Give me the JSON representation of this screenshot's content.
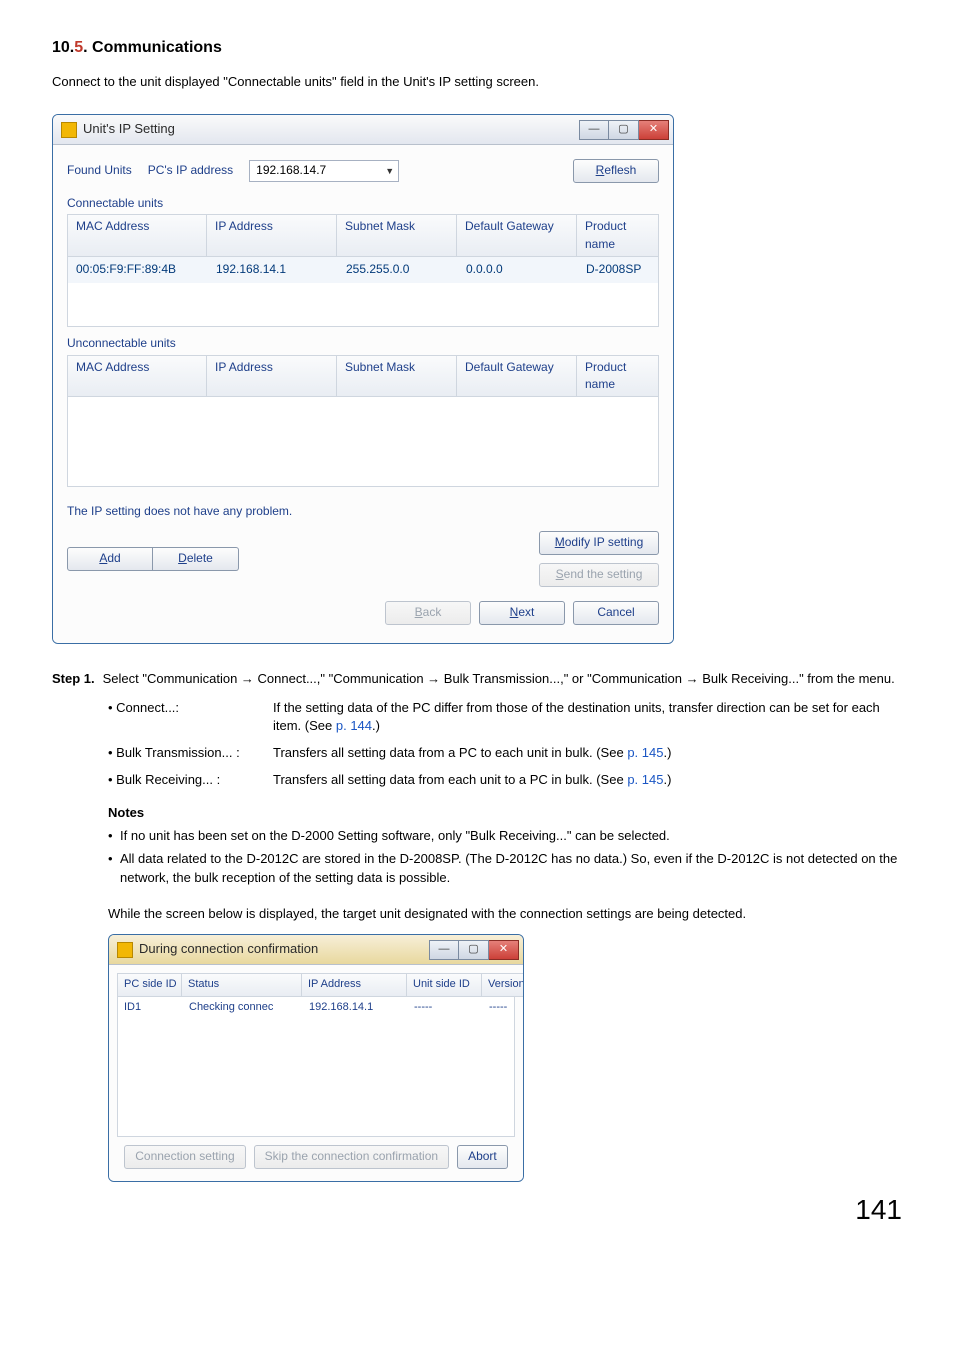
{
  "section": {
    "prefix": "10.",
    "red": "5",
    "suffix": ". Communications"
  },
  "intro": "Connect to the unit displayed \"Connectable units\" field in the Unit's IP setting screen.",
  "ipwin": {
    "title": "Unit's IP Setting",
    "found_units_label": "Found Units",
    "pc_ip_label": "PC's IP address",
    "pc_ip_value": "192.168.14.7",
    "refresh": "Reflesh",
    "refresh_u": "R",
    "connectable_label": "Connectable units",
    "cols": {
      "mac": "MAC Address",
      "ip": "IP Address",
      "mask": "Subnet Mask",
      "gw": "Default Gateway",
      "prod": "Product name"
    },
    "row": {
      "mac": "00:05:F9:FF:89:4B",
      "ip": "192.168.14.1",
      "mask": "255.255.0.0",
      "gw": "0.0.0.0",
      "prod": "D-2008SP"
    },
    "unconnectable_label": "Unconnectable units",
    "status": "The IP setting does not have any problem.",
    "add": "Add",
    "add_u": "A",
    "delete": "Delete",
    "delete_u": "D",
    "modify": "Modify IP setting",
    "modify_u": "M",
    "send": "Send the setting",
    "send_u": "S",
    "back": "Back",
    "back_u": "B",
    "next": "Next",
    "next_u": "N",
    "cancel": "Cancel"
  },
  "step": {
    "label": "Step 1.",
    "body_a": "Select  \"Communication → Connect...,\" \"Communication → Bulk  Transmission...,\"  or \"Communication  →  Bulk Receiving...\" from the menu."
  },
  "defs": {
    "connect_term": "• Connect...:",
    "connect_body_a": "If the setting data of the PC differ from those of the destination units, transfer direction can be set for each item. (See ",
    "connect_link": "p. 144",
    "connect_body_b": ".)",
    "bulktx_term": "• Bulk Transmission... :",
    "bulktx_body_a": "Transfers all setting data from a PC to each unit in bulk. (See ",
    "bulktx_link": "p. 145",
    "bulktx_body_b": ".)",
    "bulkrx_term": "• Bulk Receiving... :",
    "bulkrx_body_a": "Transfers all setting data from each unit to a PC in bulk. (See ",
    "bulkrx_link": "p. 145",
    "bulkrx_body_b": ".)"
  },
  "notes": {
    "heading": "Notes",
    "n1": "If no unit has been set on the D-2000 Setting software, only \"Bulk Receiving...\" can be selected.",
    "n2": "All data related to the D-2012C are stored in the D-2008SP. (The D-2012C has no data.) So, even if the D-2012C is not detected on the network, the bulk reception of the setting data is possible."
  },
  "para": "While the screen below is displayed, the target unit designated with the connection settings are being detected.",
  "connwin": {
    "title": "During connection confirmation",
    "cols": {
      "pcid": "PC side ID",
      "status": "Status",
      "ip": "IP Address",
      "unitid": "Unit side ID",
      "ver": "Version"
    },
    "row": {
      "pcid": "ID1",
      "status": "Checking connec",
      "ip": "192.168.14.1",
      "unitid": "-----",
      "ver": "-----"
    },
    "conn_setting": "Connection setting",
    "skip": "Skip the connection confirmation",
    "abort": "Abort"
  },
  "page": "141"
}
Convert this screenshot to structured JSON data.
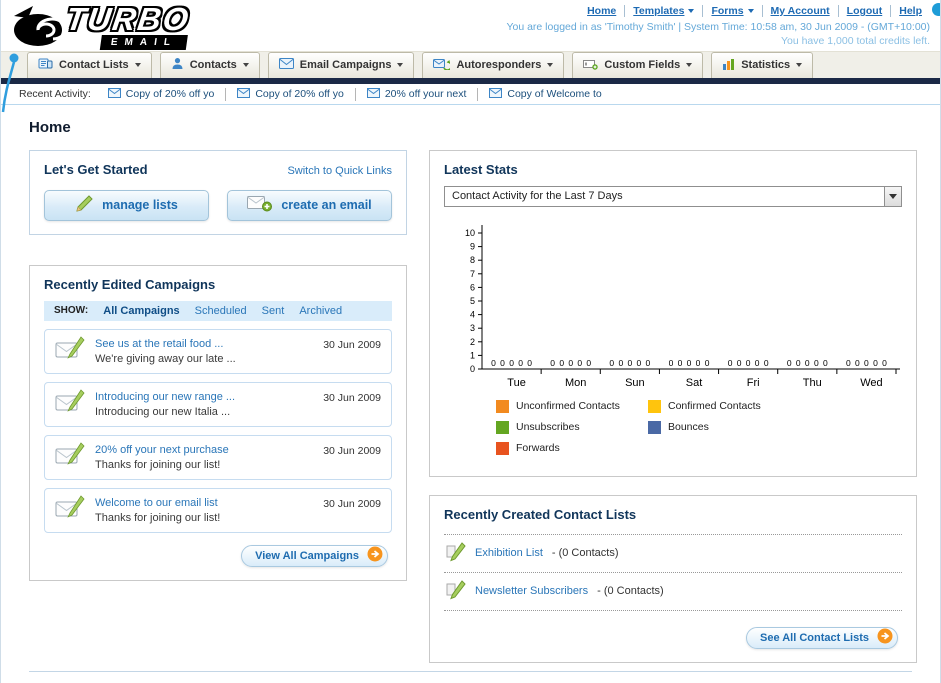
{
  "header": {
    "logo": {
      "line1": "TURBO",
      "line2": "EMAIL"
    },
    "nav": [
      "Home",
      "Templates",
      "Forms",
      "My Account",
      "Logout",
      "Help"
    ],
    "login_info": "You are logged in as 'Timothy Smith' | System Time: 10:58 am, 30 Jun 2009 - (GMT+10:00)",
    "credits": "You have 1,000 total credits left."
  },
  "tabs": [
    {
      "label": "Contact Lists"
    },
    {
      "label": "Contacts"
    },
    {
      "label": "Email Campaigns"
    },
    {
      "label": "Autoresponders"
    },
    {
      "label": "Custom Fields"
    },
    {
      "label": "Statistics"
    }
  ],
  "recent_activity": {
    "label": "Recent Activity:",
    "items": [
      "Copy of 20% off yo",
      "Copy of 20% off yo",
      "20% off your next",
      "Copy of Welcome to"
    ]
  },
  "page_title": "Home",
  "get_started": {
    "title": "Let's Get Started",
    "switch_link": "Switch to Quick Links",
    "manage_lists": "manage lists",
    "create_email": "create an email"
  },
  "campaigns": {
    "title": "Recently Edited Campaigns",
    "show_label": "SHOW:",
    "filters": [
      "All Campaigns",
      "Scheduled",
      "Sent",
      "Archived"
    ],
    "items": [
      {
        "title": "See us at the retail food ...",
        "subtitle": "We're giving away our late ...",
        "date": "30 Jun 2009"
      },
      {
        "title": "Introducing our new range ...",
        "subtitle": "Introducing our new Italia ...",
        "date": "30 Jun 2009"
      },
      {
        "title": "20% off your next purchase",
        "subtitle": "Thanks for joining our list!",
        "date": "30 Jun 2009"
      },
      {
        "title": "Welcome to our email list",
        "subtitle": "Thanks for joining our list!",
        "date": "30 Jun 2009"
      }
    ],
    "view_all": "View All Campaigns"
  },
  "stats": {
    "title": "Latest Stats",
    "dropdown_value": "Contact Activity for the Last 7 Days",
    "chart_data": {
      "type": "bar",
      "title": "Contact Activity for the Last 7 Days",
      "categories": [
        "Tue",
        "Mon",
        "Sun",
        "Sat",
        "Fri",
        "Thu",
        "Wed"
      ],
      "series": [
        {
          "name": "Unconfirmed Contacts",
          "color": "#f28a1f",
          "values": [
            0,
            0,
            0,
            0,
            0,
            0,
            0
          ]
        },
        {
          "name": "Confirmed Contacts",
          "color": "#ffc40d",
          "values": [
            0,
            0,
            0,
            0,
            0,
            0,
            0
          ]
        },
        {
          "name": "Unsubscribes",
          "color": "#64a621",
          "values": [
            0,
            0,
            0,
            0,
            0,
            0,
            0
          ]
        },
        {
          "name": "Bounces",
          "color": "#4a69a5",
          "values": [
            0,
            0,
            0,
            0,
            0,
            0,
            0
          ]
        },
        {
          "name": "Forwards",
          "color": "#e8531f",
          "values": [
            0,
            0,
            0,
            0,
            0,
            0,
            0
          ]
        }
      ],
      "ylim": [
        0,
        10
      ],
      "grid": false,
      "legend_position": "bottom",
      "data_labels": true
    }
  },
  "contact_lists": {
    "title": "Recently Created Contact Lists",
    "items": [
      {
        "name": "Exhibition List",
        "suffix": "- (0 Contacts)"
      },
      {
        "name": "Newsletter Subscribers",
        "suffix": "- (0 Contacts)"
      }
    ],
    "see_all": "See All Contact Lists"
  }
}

┄┄┄┄┄┄

**PROBLEM DETAILS**
In your copy, repeat each record exactly and include no pictures.

**FINISHED TASK**
Give me the JSON representation of this screenshot's content.
{
  "section": {
    "prefix": "10.",
    "red": "5",
    "suffix": ". Communications"
  },
  "intro": "Connect to the unit displayed \"Connectable units\" field in the Unit's IP setting screen.",
  "ipwin": {
    "title": "Unit's IP Setting",
    "found_units_label": "Found Units",
    "pc_ip_label": "PC's IP address",
    "pc_ip_value": "192.168.14.7",
    "refresh": "Reflesh",
    "refresh_u": "R",
    "connectable_label": "Connectable units",
    "cols": {
      "mac": "MAC Address",
      "ip": "IP Address",
      "mask": "Subnet Mask",
      "gw": "Default Gateway",
      "prod": "Product name"
    },
    "row": {
      "mac": "00:05:F9:FF:89:4B",
      "ip": "192.168.14.1",
      "mask": "255.255.0.0",
      "gw": "0.0.0.0",
      "prod": "D-2008SP"
    },
    "unconnectable_label": "Unconnectable units",
    "status": "The IP setting does not have any problem.",
    "add": "Add",
    "add_u": "A",
    "delete": "Delete",
    "delete_u": "D",
    "modify": "Modify IP setting",
    "modify_u": "M",
    "send": "Send the setting",
    "send_u": "S",
    "back": "Back",
    "back_u": "B",
    "next": "Next",
    "next_u": "N",
    "cancel": "Cancel"
  },
  "step": {
    "label": "Step 1.",
    "body_a": "Select  \"Communication → Connect...,\" \"Communication → Bulk  Transmission...,\"  or \"Communication  →  Bulk Receiving...\" from the menu."
  },
  "defs": {
    "connect_term": "• Connect...:",
    "connect_body_a": "If the setting data of the PC differ from those of the destination units, transfer direction can be set for each item. (See ",
    "connect_link": "p. 144",
    "connect_body_b": ".)",
    "bulktx_term": "• Bulk Transmission... :",
    "bulktx_body_a": "Transfers all setting data from a PC to each unit in bulk. (See ",
    "bulktx_link": "p. 145",
    "bulktx_body_b": ".)",
    "bulkrx_term": "• Bulk Receiving... :",
    "bulkrx_body_a": "Transfers all setting data from each unit to a PC in bulk. (See ",
    "bulkrx_link": "p. 145",
    "bulkrx_body_b": ".)"
  },
  "notes": {
    "heading": "Notes",
    "n1": "If no unit has been set on the D-2000 Setting software, only \"Bulk Receiving...\" can be selected.",
    "n2": "All data related to the D-2012C are stored in the D-2008SP. (The D-2012C has no data.) So, even if the D-2012C is not detected on the network, the bulk reception of the setting data is possible."
  },
  "para": "While the screen below is displayed, the target unit designated with the connection settings are being detected.",
  "connwin": {
    "title": "During connection confirmation",
    "cols": {
      "pcid": "PC side ID",
      "status": "Status",
      "ip": "IP Address",
      "unitid": "Unit side ID",
      "ver": "Version"
    },
    "row": {
      "pcid": "ID1",
      "status": "Checking connec",
      "ip": "192.168.14.1",
      "unitid": "-----",
      "ver": "-----"
    },
    "conn_setting": "Connection setting",
    "skip": "Skip the connection confirmation",
    "abort": "Abort"
  },
  "page": "141"
}
Convert this screenshot to structured JSON data.
{
  "header": {
    "logo": {
      "line1": "TURBO",
      "line2": "EMAIL"
    },
    "nav": [
      "Home",
      "Templates",
      "Forms",
      "My Account",
      "Logout",
      "Help"
    ],
    "login_info": "You are logged in as 'Timothy Smith' | System Time: 10:58 am, 30 Jun 2009 - (GMT+10:00)",
    "credits": "You have 1,000 total credits left."
  },
  "tabs": [
    {
      "label": "Contact Lists"
    },
    {
      "label": "Contacts"
    },
    {
      "label": "Email Campaigns"
    },
    {
      "label": "Autoresponders"
    },
    {
      "label": "Custom Fields"
    },
    {
      "label": "Statistics"
    }
  ],
  "recent_activity": {
    "label": "Recent Activity:",
    "items": [
      "Copy of 20% off yo",
      "Copy of 20% off yo",
      "20% off your next",
      "Copy of Welcome to"
    ]
  },
  "page_title": "Home",
  "get_started": {
    "title": "Let's Get Started",
    "switch_link": "Switch to Quick Links",
    "manage_lists": "manage lists",
    "create_email": "create an email"
  },
  "campaigns": {
    "title": "Recently Edited Campaigns",
    "show_label": "SHOW:",
    "filters": [
      "All Campaigns",
      "Scheduled",
      "Sent",
      "Archived"
    ],
    "items": [
      {
        "title": "See us at the retail food ...",
        "subtitle": "We're giving away our late ...",
        "date": "30 Jun 2009"
      },
      {
        "title": "Introducing our new range ...",
        "subtitle": "Introducing our new Italia ...",
        "date": "30 Jun 2009"
      },
      {
        "title": "20% off your next purchase",
        "subtitle": "Thanks for joining our list!",
        "date": "30 Jun 2009"
      },
      {
        "title": "Welcome to our email list",
        "subtitle": "Thanks for joining our list!",
        "date": "30 Jun 2009"
      }
    ],
    "view_all": "View All Campaigns"
  },
  "stats": {
    "title": "Latest Stats",
    "dropdown_value": "Contact Activity for the Last 7 Days",
    "chart_data": {
      "type": "bar",
      "title": "Contact Activity for the Last 7 Days",
      "categories": [
        "Tue",
        "Mon",
        "Sun",
        "Sat",
        "Fri",
        "Thu",
        "Wed"
      ],
      "series": [
        {
          "name": "Unconfirmed Contacts",
          "color": "#f28a1f",
          "values": [
            0,
            0,
            0,
            0,
            0,
            0,
            0
          ]
        },
        {
          "name": "Confirmed Contacts",
          "color": "#ffc40d",
          "values": [
            0,
            0,
            0,
            0,
            0,
            0,
            0
          ]
        },
        {
          "name": "Unsubscribes",
          "color": "#64a621",
          "values": [
            0,
            0,
            0,
            0,
            0,
            0,
            0
          ]
        },
        {
          "name": "Bounces",
          "color": "#4a69a5",
          "values": [
            0,
            0,
            0,
            0,
            0,
            0,
            0
          ]
        },
        {
          "name": "Forwards",
          "color": "#e8531f",
          "values": [
            0,
            0,
            0,
            0,
            0,
            0,
            0
          ]
        }
      ],
      "ylim": [
        0,
        10
      ],
      "grid": false,
      "legend_position": "bottom",
      "data_labels": true
    }
  },
  "contact_lists": {
    "title": "Recently Created Contact Lists",
    "items": [
      {
        "name": "Exhibition List",
        "suffix": "- (0 Contacts)"
      },
      {
        "name": "Newsletter Subscribers",
        "suffix": "- (0 Contacts)"
      }
    ],
    "see_all": "See All Contact Lists"
  }
}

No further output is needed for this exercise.